Collected data entries:
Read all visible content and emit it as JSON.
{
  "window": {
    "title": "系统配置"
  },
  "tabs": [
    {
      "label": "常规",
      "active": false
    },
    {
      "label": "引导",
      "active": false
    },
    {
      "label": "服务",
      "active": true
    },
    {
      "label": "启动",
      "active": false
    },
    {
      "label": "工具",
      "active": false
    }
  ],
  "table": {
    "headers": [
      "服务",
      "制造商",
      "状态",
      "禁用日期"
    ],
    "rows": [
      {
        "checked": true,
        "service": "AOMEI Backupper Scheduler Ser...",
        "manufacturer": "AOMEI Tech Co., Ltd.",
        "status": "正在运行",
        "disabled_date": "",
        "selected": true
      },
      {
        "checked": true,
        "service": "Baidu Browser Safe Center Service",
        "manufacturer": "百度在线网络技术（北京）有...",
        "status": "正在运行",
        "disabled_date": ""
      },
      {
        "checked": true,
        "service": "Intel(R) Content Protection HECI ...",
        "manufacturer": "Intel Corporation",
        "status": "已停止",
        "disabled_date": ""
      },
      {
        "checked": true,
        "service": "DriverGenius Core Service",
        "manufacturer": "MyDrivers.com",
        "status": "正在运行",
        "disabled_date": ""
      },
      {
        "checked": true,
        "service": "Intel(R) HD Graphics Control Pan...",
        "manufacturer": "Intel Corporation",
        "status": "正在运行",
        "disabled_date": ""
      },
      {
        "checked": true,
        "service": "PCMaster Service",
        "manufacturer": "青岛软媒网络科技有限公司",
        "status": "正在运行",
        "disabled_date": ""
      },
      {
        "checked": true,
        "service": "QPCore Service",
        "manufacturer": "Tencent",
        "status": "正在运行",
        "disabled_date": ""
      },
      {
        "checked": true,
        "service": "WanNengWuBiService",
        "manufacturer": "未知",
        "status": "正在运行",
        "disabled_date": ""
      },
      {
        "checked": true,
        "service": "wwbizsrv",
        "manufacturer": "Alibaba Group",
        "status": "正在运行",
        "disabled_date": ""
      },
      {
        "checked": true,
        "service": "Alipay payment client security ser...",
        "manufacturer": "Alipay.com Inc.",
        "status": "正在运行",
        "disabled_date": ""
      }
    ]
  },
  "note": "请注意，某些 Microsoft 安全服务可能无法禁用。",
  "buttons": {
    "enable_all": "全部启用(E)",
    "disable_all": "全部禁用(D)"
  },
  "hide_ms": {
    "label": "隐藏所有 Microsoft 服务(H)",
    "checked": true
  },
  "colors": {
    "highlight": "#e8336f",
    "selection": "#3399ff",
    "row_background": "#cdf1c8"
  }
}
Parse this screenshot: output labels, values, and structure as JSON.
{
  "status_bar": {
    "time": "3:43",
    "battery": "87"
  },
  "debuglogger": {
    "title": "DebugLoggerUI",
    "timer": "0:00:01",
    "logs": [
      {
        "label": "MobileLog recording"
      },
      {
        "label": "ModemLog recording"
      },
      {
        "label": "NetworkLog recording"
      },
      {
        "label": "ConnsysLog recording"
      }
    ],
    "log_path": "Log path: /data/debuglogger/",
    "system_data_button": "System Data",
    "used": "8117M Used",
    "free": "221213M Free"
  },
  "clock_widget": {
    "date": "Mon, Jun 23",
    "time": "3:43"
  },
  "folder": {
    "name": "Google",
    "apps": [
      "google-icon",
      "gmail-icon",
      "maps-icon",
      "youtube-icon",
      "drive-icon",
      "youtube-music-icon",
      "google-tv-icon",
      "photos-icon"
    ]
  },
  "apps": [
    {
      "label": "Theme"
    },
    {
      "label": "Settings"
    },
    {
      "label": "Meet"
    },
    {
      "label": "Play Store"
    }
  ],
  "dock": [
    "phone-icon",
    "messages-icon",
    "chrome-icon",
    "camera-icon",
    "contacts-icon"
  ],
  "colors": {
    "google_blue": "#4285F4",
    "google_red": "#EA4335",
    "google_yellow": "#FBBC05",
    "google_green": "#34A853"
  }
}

Short exercise = Pick out every line holding the string "manufacturer" and return it.

Result of the task =
        "manufacturer": "AOMEI Tech Co., Ltd.",
        "manufacturer": "百度在线网络技术（北京）有...",
        "manufacturer": "Intel Corporation",
        "manufacturer": "MyDrivers.com",
        "manufacturer": "Intel Corporation",
        "manufacturer": "青岛软媒网络科技有限公司",
        "manufacturer": "Tencent",
        "manufacturer": "未知",
        "manufacturer": "Alibaba Group",
        "manufacturer": "Alipay.com Inc.",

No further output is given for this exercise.